— START OF Text extract —

Paddy fields can’t do without mechanised farming
February 18, 2019
Sindh’s paddy sector has lately
seen some interventions aimed at mechanising cultivation, increasing per-acre
yields and improving the milling process. The provincial government’s Sindh
Enterprise Development Fund (SEDF) has supported several rice mills by
absorbing most of the mark-up component of the loan subsidy.
In the forthcoming Kharif season
starting in April-May, the SEDF plans to establish companies for the provision
of laser land levellers, crop transplanters and harvesters on a rental basis.
SEDF Managing Director Mahboob Kazi said the Sindh government was being
approached in this regard keeping in view the encouraging trend among millers
who availed the subsidy in the last two years.
A rice miller could avail a loan of
Rs10m for an upgrade of their mill. The SEDF has tried to prevail upon the
State Bank of Pakistan (SBP) to make sure that commercial bank liberalise their
loan regimes for rice millers as well as farmers.
‘The hybrid seed variety has
increased paddy production, but the related infrastructure is still missing’
The SEDF absorbs six per cent of
the mark-up while 2pc is borne by the borrower. Eight rice mill owners availed
this facility between 2012 and 2016. However, 22 mills underwent the much-needed
upgrade in the last two years, according to Mr Kazi. “New machinery has reduced
the level of electricity consumption by the miller. It has also decreased the
ratio of broken rice during milling,” he said.
This trend is encouraging from the
SEDF’s point of view. Therefore, it aims to ensure the provision of laser land
levellers, transplanters and harvesters for paddy growers through rental
service-providers. Laser land levellers ensure uniformity in water distribution
at the cultivation and post-cultivation stages as paddy remains a high-delta
crop.
It helps save 30-40pc of water that
is otherwise lost in any piece of uneven farmland. Similarly, transplanters and
harvesters contribute to the overall increased farm productivity.

— END OF Text extract —
— START OF Dataset content —

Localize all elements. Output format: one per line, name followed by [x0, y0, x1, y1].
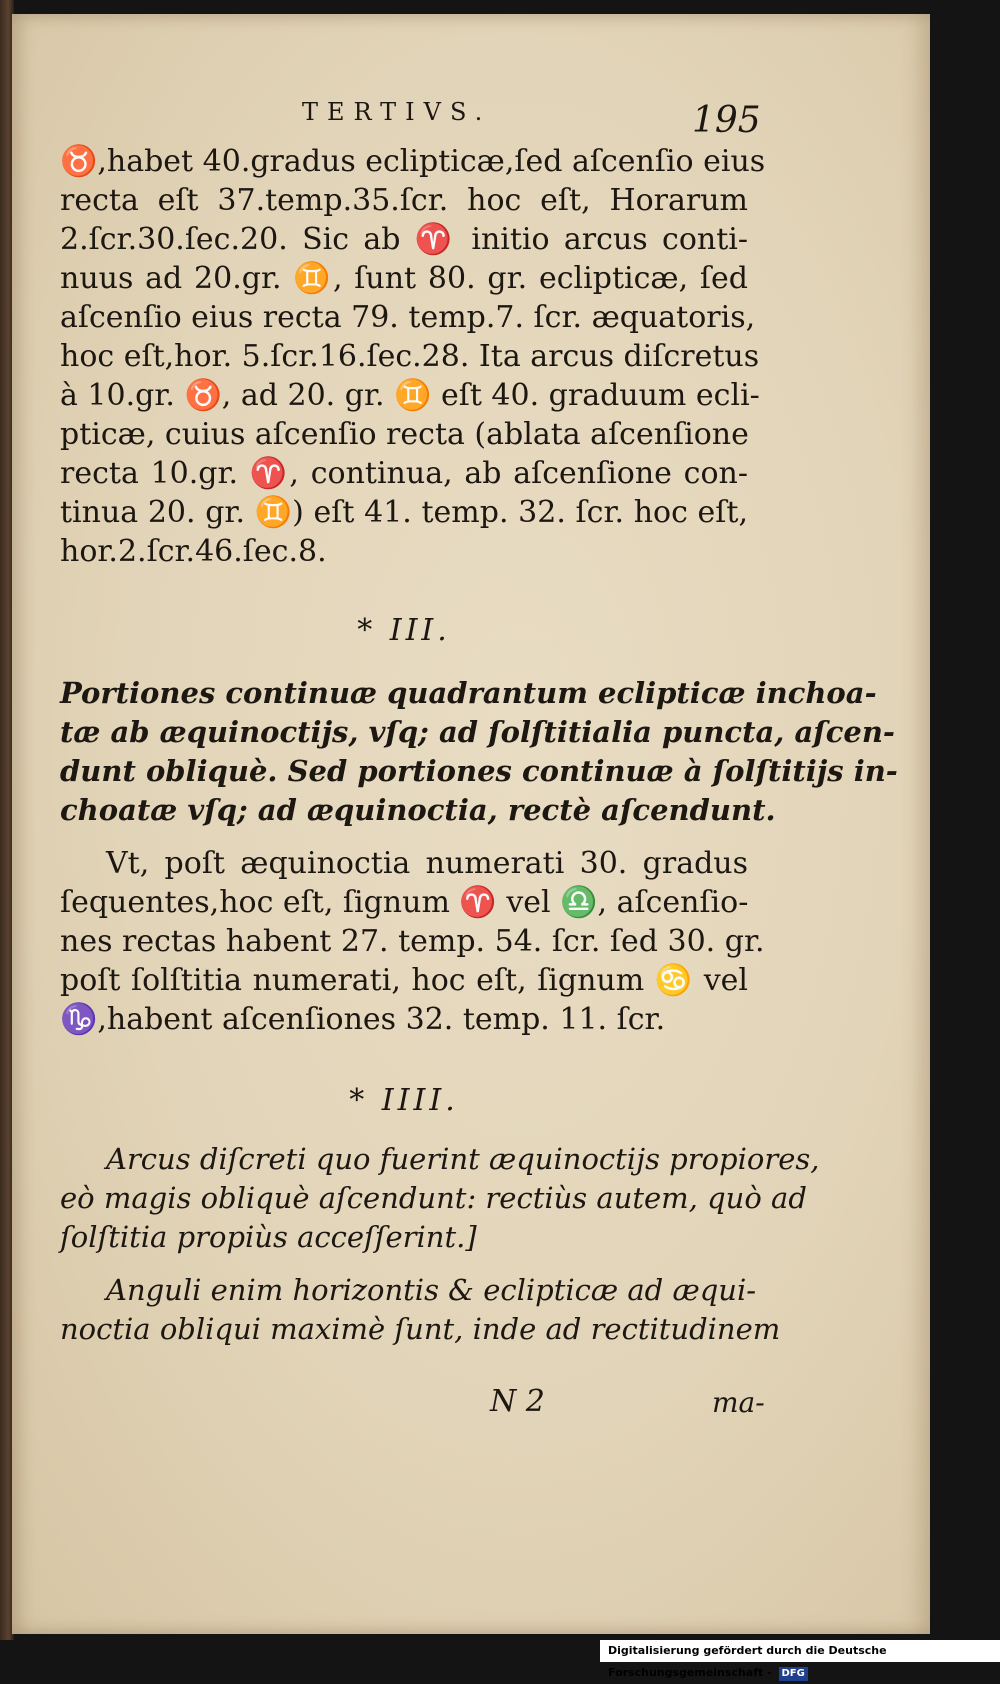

— END OF Dataset content —

# Exercise requirements
(a) From the article on mechanizing Sindh's paddy fields, reproduce the passage starting with "This trend is" and going on through "increased farm productivity.".
(b) According to the article on mechanizing Sindh's paddy fields, what percentage of water can laser land levellers save?

# Solutions
(a)
This trend is encouraging from the
SEDF’s point of view. Therefore, it aims to ensure the provision of laser land
levellers, transplanters and harvesters for paddy growers through rental
service-providers. Laser land levellers ensure uniformity in water distribution
at the cultivation and post-cultivation stages as paddy remains a high-delta
crop.
It helps save 30-40pc of water that
is otherwise lost in any piece of uneven farmland. Similarly, transplanters and
harvesters contribute to the overall increased farm productivity.

(b) 30-40pc of the water otherwise lost on uneven farmland.